• [Verilen Metin]:
Etkinlik

ICOM Uluslararası Müzecilik Çalıştayı sona erdi

Abone Ol
Bayburt Postası - Türkiye'nin ilk kez evsahipliği yaptığı Uluslararası Müzeler Konseyi (ICOM) Uluslararası Müzecilik Çalıştayı, 23-26 Temmuz tarihleri arasında Bayburt'ta gerçekleşti.

Baksı Müzesi'ndeki çalıştayın açılış programına Bayburt Valisi Yusuf Odabaş, Belediye Başkanı Mete Memiş, ICOM Türkiye Başkanı Zülküf Yılmaz, ICOM Avrupa Başkan Yardımcısı Luis Roposo, Baksı Müzesi Kurucusu Prof. Dr. Hüsamettin Koçan ve dünyanın çeşitli ülkelerinden müze temsilcileri katıldı.



Prof. Dr. Koçan, yaptığı konuşmada, terör saldırılarından dolayı duyduğu üzüntüyü dile getirerek, “Biliyorum ki Suriye ve Türkiye sınırında olanları hepiniz kaygıyla takip ediyorsunuz. Terör yalnızca bu bölgede değil, dünyanın her yerinde insanlığı tehdit ediyor. Barışın gücüne olan inancımla, bugünlerin en kısa zamanda geride kalmasını ümit ediyorum” dedi.

Uygarlığın, zalimlere karşı mazlumların verdiği mücadelenin onurlu öyküsü olduğunu söyleyen Koçan, “Bu öykü, sanat tarihinin yıkıcılar karşısındaki direncinde açıkça görülebilir. Müzeler bu direnci anlatır. Bu nedenle müzeler farklıdır, farklı olmak zorundadır” ifadelerini kullandı.

Hüsamettin Koçan, "Kalkınmanın İtici Güce Olarak Bölgesel Müzeler" konulu çalıştayda 17 uluslararası ve 26 ulusal katılımcı ile farklı yaklaşım ve deneyimlerin tartışıldığını vurgulayarak, “15 konuşmacı bildiriler sundu, aynı zamanda bir alan incelemesi ve tüm katılımcıların yer alacağı sonuç değerlendirmesi gerçekleştirilecek, sonuçlar daha sonra kitaplaştırılacak” diye konuştu.


ICOM Türkiye Başkanı Zülküf Yılmaz ise müzeciliğin tanımının günümüzde değiştiğine ve eski tanımıyla kıyaslanamayacağına işaret etti.

• [Satırlar]:

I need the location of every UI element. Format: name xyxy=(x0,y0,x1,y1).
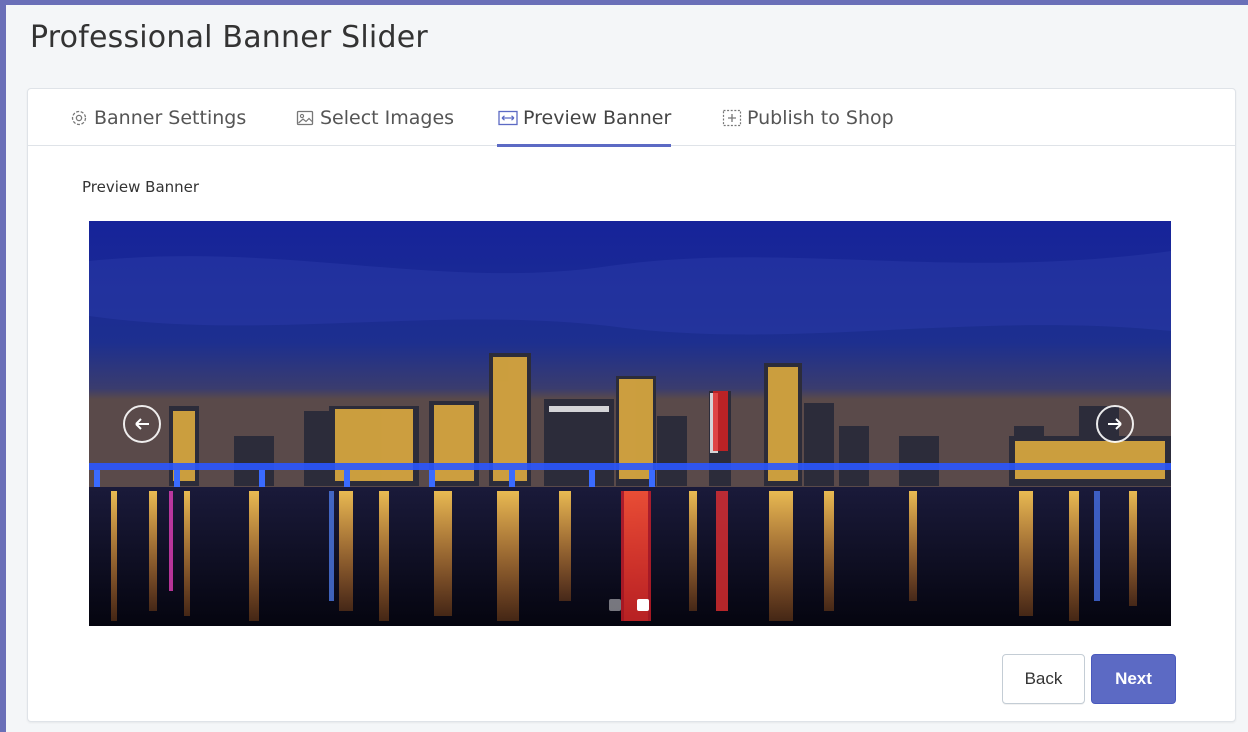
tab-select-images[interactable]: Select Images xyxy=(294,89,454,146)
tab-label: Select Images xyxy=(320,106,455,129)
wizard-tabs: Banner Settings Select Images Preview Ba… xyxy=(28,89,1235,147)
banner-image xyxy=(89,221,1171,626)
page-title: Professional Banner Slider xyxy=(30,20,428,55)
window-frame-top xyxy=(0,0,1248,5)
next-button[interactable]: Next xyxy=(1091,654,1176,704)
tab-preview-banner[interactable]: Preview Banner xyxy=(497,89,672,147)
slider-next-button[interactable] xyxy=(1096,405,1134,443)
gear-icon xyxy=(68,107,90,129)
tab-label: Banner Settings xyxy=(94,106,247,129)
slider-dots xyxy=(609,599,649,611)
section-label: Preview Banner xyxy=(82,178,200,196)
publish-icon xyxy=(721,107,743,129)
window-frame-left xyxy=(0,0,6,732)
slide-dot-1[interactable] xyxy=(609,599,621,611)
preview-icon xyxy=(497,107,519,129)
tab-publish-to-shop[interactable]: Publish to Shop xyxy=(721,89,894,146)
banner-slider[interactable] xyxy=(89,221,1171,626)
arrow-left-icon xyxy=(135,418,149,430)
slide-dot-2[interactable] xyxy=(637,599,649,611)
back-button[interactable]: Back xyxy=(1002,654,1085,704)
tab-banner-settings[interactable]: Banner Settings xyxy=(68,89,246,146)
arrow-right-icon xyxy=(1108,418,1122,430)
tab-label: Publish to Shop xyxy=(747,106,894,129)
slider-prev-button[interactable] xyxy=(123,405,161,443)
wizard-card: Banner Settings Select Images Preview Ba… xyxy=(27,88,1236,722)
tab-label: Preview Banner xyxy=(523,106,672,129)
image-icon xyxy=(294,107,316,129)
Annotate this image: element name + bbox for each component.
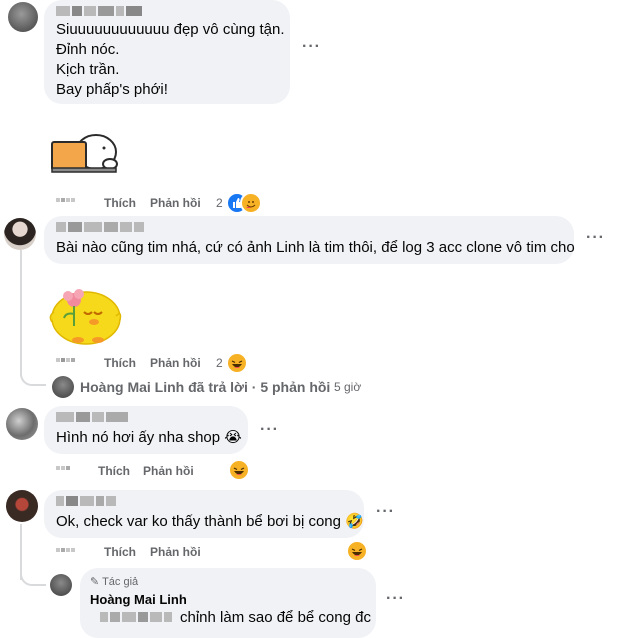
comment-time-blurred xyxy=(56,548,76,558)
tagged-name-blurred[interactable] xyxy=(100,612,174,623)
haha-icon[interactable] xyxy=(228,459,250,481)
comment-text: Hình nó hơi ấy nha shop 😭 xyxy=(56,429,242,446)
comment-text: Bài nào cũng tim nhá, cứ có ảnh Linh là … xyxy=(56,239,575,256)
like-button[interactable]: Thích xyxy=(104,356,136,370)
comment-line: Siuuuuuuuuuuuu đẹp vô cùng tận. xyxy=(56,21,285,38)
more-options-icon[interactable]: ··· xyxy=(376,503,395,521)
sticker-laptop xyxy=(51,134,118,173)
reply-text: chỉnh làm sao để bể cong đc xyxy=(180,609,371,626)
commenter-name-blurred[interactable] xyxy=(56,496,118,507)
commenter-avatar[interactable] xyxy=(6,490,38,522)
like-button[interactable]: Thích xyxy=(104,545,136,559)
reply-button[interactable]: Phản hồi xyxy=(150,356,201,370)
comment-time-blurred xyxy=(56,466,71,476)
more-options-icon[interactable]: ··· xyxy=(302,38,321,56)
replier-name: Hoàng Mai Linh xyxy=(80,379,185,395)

• [Yapılacak İşlemler]:
A) Kayıtlarda "tab-select-images[interactable]: Select Images" içeren satırdan "Annotate this image: element" içeren satıra kadar uzanan bölümü, iki uç satır da dahil olmak üzere, "Publish to Shop" ifadesinin yerine "Publish to Store" yazarak güncelleyin. Geri kalan her şey değişmeden kalsın.
B) Bayburt'taki ICOM müzecilik çalıştayını anlatan metni kaldığı yerden sürdürün.
Metin ile kayıtlar arasında hiçbir bağlantı yoktur.

• [Görev Çıktıları]:
A)
tab-select-images[interactable]: Select Images xyxy=(294,89,454,146)
tab-label: Select Images xyxy=(320,106,455,129)
wizard-tabs: Banner Settings Select Images Preview Ba… xyxy=(28,89,1235,147)
banner-image xyxy=(89,221,1171,626)
page-title: Professional Banner Slider xyxy=(30,20,428,55)
window-frame-top xyxy=(0,0,1248,5)
next-button[interactable]: Next xyxy=(1091,654,1176,704)
tab-preview-banner[interactable]: Preview Banner xyxy=(497,89,672,147)
slider-next-button[interactable] xyxy=(1096,405,1134,443)
gear-icon xyxy=(68,107,90,129)
tab-label: Banner Settings xyxy=(94,106,247,129)
slider-dots xyxy=(609,599,649,611)
section-label: Preview Banner xyxy=(82,178,200,196)
publish-icon xyxy=(721,107,743,129)
window-frame-left xyxy=(0,0,6,732)
slide-dot-1[interactable] xyxy=(609,599,621,611)
preview-icon xyxy=(497,107,519,129)
tab-publish-to-shop[interactable]: Publish to Store xyxy=(721,89,894,146)
banner-slider[interactable] xyxy=(89,221,1171,626)
arrow-left-icon xyxy=(135,418,149,430)
slide-dot-2[interactable] xyxy=(637,599,649,611)
back-button[interactable]: Back xyxy=(1002,654,1085,704)
tab-banner-settings[interactable]: Banner Settings xyxy=(68,89,246,146)
arrow-right-icon xyxy=(1108,418,1122,430)
tab-label: Publish to Store xyxy=(747,106,894,129)
slider-prev-button[interactable] xyxy=(123,405,161,443)
wizard-card: Banner Settings Select Images Preview Ba… xyxy=(27,88,1236,722)
tab-label: Preview Banner xyxy=(523,106,672,129)
image-icon xyxy=(294,107,316,129)
Annotate this image: element name + bbox for each component.

B)
Korunması gereken kültür ve tabiat varlıklarının tamamına yönelik olabildiği kadar her türlü tedbirleri aldıklarını aktaran Yılmaz, “Kültür varlıklarının yasa dışı dolaşımını engellemeye, önlemeye yönelik de müzelerimizin çok ciddi görevleri var" şeklinde konuştu.

Zülküf Yılmaz, Türkiye sınırında yaşanan olaylara da değinerek, şunları kaydetti:

“Öncesinde Kuzey Irak, şu anda da ağırlıklı olarak Suriye, kültür varlıklarının vahşice, insafsızca terör örgütü veya örgütleri tarafından tahrip edilmesi, ticarete konu edilmesi, barbarca yok edilmesi hem bakanlık olarak hem de Türkiye Cumhuriyeti olarak şiddetle reddettiğimiz bir olay. Kültür varlıklarının olabildiği kadar yasa dışı bir şekilde sınırlarımıza girmesine engel olmaya yönelik çalışma içerisindeyiz. Güvenlik birimlerimiz, müzelerimiz ve hukuk sistemimiz bu işin önüne ciddi bir engel olmaya gayret göstermekte. Bir şekilde yakalanan Suriye vatandaşlarının hukuk sistemimiz içerisinde yargılanmaları devam etmekte. Yakalanan kültür varlıkları hiç kuşkusuz ki hukuki tabirle 'yediemin' olarak muhafaza altına alınmakta ve bunların uygun şartlar temin edildiğinde ilgili ülkeye kesin ve mutlak olarak iadesi konusunda bir teminat içerisinde bulunduğumuzu ifade etmek isterim.”

Çalıştayın açılış programında, Bayburt Valisi Odabaş ve Belediye Başkanı Memiş de birer 'hoşgeldiniz' konuşması yaptılar. 

Aksoy: "Baksı Müzesi, Türkiye ve dünyanın öğrenebileceği öncü bir proje”

ICOM Türkiye Danışma Kurulu Başkanı Suay Aksoy ise müzelerin gücünün çeşitlilikte yattığını dile getirerek, "Bu açıdan Baksı Müzesi, hem Türkiye’nin hem de dünyanın öğrenebileceği öncü bir proje” ifadelerini kullandı.

ICOM Avrupa Başkan Yardımcısı Luis Roposo da son yıllarda Avrupa ve dünyada süren krizin ardından müzelerin yeni bir iyimserlik yaratma evresine girdiğini belirtti.

17 ulusalararası ve 28 ulusal katılımcı ile deneyimlerin ve müzeciliğin geleceğinin konuşulduğu çalıştayın son gününde, müzedeki atölyeler gezildi.

Goranka Horjan başkanlığında hazırlanan çalıştayın sonuç bildirgesinde ise şöyle denildi:

"Katılımcıların büyük övgüsünü alarak..."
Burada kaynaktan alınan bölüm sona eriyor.